"""
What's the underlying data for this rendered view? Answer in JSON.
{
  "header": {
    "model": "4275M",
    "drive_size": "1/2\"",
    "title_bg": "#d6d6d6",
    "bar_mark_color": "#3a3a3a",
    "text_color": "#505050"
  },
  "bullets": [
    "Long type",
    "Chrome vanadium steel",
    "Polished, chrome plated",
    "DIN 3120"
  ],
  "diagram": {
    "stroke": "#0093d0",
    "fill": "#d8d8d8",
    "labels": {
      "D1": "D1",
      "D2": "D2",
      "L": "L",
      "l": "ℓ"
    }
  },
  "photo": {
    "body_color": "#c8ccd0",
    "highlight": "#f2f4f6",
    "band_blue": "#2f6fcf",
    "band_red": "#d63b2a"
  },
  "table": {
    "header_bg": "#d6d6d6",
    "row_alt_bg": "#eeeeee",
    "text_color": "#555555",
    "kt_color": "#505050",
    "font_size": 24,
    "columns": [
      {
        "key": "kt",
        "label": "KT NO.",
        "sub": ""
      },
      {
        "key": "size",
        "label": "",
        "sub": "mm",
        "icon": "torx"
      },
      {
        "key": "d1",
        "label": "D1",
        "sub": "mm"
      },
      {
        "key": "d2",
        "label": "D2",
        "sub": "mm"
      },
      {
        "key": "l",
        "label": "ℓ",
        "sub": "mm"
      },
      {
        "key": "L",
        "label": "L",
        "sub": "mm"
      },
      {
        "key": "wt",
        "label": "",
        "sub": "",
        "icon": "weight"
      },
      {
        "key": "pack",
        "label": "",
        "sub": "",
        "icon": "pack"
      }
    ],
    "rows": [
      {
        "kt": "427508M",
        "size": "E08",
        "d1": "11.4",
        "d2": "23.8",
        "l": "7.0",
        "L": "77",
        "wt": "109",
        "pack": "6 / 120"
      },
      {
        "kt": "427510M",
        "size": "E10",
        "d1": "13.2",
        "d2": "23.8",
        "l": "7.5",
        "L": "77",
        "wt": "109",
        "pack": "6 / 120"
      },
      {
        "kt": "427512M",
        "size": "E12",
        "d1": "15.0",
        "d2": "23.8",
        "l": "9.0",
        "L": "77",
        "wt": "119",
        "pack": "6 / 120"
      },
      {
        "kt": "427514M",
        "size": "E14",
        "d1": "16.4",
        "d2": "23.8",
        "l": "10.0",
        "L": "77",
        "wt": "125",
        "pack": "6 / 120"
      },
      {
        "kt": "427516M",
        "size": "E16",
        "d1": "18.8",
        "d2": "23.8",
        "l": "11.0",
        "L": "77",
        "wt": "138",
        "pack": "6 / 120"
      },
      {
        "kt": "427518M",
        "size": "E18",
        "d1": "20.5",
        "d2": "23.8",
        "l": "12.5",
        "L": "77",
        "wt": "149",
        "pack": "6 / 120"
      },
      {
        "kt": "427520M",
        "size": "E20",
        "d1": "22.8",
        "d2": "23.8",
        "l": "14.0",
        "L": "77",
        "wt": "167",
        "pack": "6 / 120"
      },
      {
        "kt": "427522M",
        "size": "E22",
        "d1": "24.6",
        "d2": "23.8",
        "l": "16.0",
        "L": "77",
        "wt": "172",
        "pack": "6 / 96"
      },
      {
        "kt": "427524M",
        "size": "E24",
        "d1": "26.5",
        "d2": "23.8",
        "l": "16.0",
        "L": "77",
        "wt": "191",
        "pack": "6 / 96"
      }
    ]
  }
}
"""
» **Challenge**: Print the entries exactly. Include every one.

» **In response**:
What's the underlying data for this rendered view? Answer in JSON.
{
  "header": {
    "model": "4275M",
    "drive_size": "1/2\"",
    "title_bg": "#d6d6d6",
    "bar_mark_color": "#3a3a3a",
    "text_color": "#505050"
  },
  "bullets": [
    "Long type",
    "Chrome vanadium steel",
    "Polished, chrome plated",
    "DIN 3120"
  ],
  "diagram": {
    "stroke": "#0093d0",
    "fill": "#d8d8d8",
    "labels": {
      "D1": "D1",
      "D2": "D2",
      "L": "L",
      "l": "ℓ"
    }
  },
  "photo": {
    "body_color": "#c8ccd0",
    "highlight": "#f2f4f6",
    "band_blue": "#2f6fcf",
    "band_red": "#d63b2a"
  },
  "table": {
    "header_bg": "#d6d6d6",
    "row_alt_bg": "#eeeeee",
    "text_color": "#555555",
    "kt_color": "#505050",
    "font_size": 24,
    "columns": [
      {
        "key": "kt",
        "label": "KT NO.",
        "sub": ""
      },
      {
        "key": "size",
        "label": "",
        "sub": "mm",
        "icon": "torx"
      },
      {
        "key": "d1",
        "label": "D1",
        "sub": "mm"
      },
      {
        "key": "d2",
        "label": "D2",
        "sub": "mm"
      },
      {
        "key": "l",
        "label": "ℓ",
        "sub": "mm"
      },
      {
        "key": "L",
        "label": "L",
        "sub": "mm"
      },
      {
        "key": "wt",
        "label": "",
        "sub": "",
        "icon": "weight"
      },
      {
        "key": "pack",
        "label": "",
        "sub": "",
        "icon": "pack"
      }
    ],
    "rows": [
      {
        "kt": "427508M",
        "size": "E08",
        "d1": "11.4",
        "d2": "23.8",
        "l": "7.0",
        "L": "77",
        "wt": "109",
        "pack": "6 / 120"
      },
      {
        "kt": "427510M",
        "size": "E10",
        "d1": "13.2",
        "d2": "23.8",
        "l": "7.5",
        "L": "77",
        "wt": "109",
        "pack": "6 / 120"
      },
      {
        "kt": "427512M",
        "size": "E12",
        "d1": "15.0",
        "d2": "23.8",
        "l": "9.0",
        "L": "77",
        "wt": "119",
        "pack": "6 / 120"
      },
      {
        "kt": "427514M",
        "size": "E14",
        "d1": "16.4",
        "d2": "23.8",
        "l": "10.0",
        "L": "77",
        "wt": "125",
        "pack": "6 / 120"
      },
      {
        "kt": "427516M",
        "size": "E16",
        "d1": "18.8",
        "d2": "23.8",
        "l": "11.0",
        "L": "77",
        "wt": "138",
        "pack": "6 / 120"
      },
      {
        "kt": "427518M",
        "size": "E18",
        "d1": "20.5",
        "d2": "23.8",
        "l": "12.5",
        "L": "77",
        "wt": "149",
        "pack": "6 / 120"
      },
      {
        "kt": "427520M",
        "size": "E20",
        "d1": "22.8",
        "d2": "23.8",
        "l": "14.0",
        "L": "77",
        "wt": "167",
        "pack": "6 / 120"
      },
      {
        "kt": "427522M",
        "size": "E22",
        "d1": "24.6",
        "d2": "23.8",
        "l": "16.0",
        "L": "77",
        "wt": "172",
        "pack": "6 / 96"
      },
      {
        "kt": "427524M",
        "size": "E24",
        "d1": "26.5",
        "d2": "23.8",
        "l": "16.0",
        "L": "77",
        "wt": "191",
        "pack": "6 / 96"
      }
    ]
  }
}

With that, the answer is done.